→ **Exercise**: Take the line that contains "Convert this screenshot" as the first and the last line of the material as the final one; set down exactly the lines in that span.

→ **The data**:
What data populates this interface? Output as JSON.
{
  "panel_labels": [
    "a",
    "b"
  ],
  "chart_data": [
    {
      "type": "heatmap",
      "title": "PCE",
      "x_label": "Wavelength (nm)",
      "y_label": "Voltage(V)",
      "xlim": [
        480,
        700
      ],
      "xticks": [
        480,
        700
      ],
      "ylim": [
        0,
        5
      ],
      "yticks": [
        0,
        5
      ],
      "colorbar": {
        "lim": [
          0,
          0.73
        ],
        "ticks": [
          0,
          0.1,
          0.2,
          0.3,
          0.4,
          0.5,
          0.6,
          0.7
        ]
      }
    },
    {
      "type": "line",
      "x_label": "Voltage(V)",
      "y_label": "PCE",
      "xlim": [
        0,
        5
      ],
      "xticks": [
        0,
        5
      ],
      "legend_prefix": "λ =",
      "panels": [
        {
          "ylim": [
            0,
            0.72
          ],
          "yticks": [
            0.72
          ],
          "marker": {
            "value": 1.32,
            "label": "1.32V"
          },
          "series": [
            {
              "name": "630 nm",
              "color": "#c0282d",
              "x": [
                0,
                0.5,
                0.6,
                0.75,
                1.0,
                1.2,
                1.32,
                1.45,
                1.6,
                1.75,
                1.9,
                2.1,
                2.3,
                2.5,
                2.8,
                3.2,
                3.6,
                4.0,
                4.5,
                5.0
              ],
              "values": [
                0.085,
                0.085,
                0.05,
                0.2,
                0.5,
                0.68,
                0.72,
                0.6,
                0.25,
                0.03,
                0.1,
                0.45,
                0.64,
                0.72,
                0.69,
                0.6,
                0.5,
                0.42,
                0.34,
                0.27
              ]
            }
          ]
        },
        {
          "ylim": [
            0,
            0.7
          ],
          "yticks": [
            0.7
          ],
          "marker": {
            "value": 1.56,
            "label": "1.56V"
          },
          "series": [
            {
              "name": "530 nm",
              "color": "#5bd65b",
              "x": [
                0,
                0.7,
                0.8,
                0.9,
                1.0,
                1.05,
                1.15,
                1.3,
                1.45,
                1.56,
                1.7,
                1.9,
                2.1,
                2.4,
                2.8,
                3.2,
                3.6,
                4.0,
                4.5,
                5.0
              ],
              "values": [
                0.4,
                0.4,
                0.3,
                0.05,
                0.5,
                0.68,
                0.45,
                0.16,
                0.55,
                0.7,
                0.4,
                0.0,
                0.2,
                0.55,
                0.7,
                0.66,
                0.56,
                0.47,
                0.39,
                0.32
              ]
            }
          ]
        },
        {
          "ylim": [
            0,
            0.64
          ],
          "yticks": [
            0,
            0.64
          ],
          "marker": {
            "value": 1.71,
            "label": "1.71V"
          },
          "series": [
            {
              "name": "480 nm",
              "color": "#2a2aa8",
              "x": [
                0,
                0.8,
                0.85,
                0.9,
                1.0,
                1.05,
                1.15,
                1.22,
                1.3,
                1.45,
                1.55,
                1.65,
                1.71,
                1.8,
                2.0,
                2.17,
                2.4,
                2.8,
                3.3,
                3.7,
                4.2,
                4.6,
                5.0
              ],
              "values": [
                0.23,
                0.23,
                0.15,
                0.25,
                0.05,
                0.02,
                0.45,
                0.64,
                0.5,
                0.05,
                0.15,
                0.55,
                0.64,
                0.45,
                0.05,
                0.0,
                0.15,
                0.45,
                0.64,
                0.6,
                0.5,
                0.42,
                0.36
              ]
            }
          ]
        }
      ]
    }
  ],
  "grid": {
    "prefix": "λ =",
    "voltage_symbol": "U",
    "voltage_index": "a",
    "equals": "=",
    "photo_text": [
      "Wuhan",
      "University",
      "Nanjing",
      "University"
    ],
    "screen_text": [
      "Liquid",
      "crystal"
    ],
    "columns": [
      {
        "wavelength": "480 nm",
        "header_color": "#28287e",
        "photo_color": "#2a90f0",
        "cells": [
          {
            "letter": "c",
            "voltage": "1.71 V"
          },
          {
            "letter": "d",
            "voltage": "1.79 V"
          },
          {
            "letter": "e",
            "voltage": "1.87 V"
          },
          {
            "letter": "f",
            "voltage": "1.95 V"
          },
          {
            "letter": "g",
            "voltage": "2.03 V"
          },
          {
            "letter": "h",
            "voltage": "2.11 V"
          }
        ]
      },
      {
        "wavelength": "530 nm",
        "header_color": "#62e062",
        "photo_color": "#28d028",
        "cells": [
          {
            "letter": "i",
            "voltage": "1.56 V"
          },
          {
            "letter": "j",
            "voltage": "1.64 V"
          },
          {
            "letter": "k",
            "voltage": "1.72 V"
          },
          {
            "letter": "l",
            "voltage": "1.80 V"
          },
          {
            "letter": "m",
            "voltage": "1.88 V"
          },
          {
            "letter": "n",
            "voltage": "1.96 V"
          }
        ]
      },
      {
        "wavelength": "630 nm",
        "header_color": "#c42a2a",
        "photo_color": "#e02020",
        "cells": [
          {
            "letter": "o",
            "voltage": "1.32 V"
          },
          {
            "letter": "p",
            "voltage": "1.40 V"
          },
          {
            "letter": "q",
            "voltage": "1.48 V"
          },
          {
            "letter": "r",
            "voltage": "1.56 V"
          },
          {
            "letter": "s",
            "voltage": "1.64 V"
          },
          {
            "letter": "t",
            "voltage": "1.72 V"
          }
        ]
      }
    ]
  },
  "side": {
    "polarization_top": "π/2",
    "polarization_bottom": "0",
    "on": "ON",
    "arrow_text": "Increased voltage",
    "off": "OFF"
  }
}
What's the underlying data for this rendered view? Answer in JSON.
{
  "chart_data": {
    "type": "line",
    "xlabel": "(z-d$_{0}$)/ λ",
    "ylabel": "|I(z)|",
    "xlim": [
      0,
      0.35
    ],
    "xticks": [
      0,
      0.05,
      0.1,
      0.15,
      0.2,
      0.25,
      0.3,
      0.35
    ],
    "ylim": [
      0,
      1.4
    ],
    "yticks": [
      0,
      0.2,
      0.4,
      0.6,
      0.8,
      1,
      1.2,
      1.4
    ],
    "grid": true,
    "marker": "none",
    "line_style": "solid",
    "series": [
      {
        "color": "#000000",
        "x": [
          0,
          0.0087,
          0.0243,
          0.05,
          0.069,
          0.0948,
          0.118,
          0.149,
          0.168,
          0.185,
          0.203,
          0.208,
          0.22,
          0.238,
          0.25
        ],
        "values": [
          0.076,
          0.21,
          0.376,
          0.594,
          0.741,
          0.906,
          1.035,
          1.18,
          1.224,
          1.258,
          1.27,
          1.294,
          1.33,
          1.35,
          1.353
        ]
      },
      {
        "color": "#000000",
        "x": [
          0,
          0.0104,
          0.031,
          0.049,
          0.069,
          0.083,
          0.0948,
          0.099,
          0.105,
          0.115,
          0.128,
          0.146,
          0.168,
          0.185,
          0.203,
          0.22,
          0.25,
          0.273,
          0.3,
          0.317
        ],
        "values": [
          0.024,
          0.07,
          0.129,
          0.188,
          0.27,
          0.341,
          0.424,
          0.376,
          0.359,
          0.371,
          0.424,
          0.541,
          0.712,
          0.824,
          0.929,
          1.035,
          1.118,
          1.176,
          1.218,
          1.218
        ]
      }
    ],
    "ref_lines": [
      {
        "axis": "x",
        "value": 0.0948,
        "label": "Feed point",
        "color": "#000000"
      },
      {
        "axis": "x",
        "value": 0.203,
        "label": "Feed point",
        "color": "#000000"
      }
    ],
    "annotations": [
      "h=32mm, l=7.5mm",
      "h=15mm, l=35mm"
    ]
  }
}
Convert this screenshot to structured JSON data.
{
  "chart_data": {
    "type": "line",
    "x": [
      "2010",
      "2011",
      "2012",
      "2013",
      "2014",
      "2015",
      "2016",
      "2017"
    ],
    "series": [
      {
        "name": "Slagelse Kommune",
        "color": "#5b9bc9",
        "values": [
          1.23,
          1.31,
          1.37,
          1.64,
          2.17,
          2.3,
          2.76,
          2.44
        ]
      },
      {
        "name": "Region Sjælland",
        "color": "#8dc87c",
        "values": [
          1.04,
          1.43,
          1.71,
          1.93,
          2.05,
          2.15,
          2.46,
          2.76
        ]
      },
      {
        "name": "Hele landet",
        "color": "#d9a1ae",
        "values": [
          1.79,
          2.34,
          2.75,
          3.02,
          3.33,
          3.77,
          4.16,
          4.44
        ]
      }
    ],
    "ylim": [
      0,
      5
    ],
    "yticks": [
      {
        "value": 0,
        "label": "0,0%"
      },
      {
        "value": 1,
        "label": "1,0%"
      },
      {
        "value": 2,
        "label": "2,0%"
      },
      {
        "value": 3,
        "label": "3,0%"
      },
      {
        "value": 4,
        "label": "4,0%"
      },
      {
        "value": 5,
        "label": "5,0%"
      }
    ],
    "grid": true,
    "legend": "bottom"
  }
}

→ **Solution for this problem**:
Convert this screenshot to structured JSON data.
{
  "chart_data": {
    "type": "line",
    "x": [
      "2010",
      "2011",
      "2012",
      "2013",
      "2014",
      "2015",
      "2016",
      "2017"
    ],
    "series": [
      {
        "name": "Slagelse Kommune",
        "color": "#5b9bc9",
        "values": [
          1.23,
          1.31,
          1.37,
          1.64,
          2.17,
          2.3,
          2.76,
          2.44
        ]
      },
      {
        "name": "Region Sjælland",
        "color": "#8dc87c",
        "values": [
          1.04,
          1.43,
          1.71,
          1.93,
          2.05,
          2.15,
          2.46,
          2.76
        ]
      },
      {
        "name": "Hele landet",
        "color": "#d9a1ae",
        "values": [
          1.79,
          2.34,
          2.75,
          3.02,
          3.33,
          3.77,
          4.16,
          4.44
        ]
      }
    ],
    "ylim": [
      0,
      5
    ],
    "yticks": [
      {
        "value": 0,
        "label": "0,0%"
      },
      {
        "value": 1,
        "label": "1,0%"
      },
      {
        "value": 2,
        "label": "2,0%"
      },
      {
        "value": 3,
        "label": "3,0%"
      },
      {
        "value": 4,
        "label": "4,0%"
      },
      {
        "value": 5,
        "label": "5,0%"
      }
    ],
    "grid": true,
    "legend": "bottom"
  }
}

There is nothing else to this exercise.